** TASK DESCRIPTION **
Leave out the pictures and repeat every record exactly.

** INPUT ROWS **
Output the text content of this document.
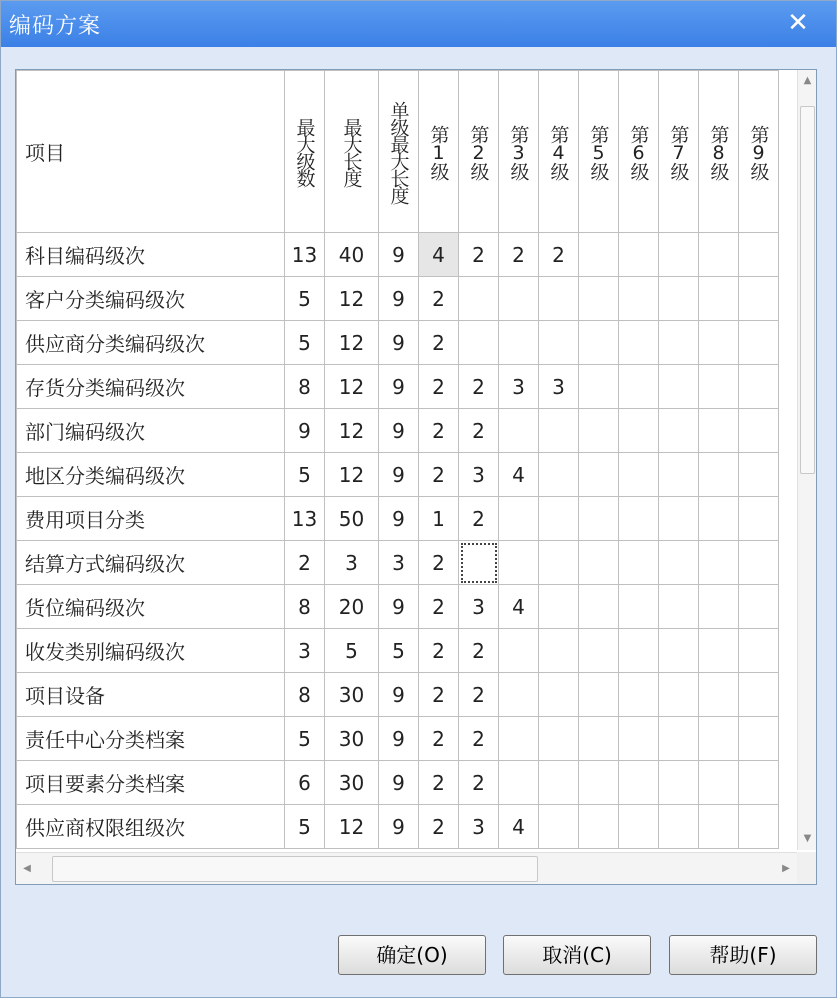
编码方案	✕
项目	最大级数	最大长度	单级最大长度	第1级	第2级	第3级	第4级	第5级	第6级	第7级	第8级	第9级

科目编码级次	13	40	9	4	2	2	2					
客户分类编码级次	5	12	9	2								
供应商分类编码级次	5	12	9	2								
存货分类编码级次	8	12	9	2	2	3	3					
部门编码级次	9	12	9	2	2							
地区分类编码级次	5	12	9	2	3	4						
费用项目分类	13	50	9	1	2							
结算方式编码级次	2	3	3	2								
货位编码级次	8	20	9	2	3	4						
收发类别编码级次	3	5	5	2	2							
项目设备	8	30	9	2	2							
责任中心分类档案	5	30	9	2	2							
项目要素分类档案	6	30	9	2	2							
供应商权限组级次	5	12	9	2	3	4						
▲
▼
◀	▶
确定(O)	取消(C)	帮助(F)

** EXERCISE RESPONSE **
Output the text content of this document.
编码方案	✕
项目	最大级数	最大长度	单级最大长度	第1级	第2级	第3级	第4级	第5级	第6级	第7级	第8级	第9级

科目编码级次	13	40	9	4	2	2	2					
客户分类编码级次	5	12	9	2								
供应商分类编码级次	5	12	9	2								
存货分类编码级次	8	12	9	2	2	3	3					
部门编码级次	9	12	9	2	2							
地区分类编码级次	5	12	9	2	3	4						
费用项目分类	13	50	9	1	2							
结算方式编码级次	2	3	3	2								
货位编码级次	8	20	9	2	3	4						
收发类别编码级次	3	5	5	2	2							
项目设备	8	30	9	2	2							
责任中心分类档案	5	30	9	2	2							
项目要素分类档案	6	30	9	2	2							
供应商权限组级次	5	12	9	2	3	4						
▲
▼
◀	▶
确定(O)	取消(C)	帮助(F)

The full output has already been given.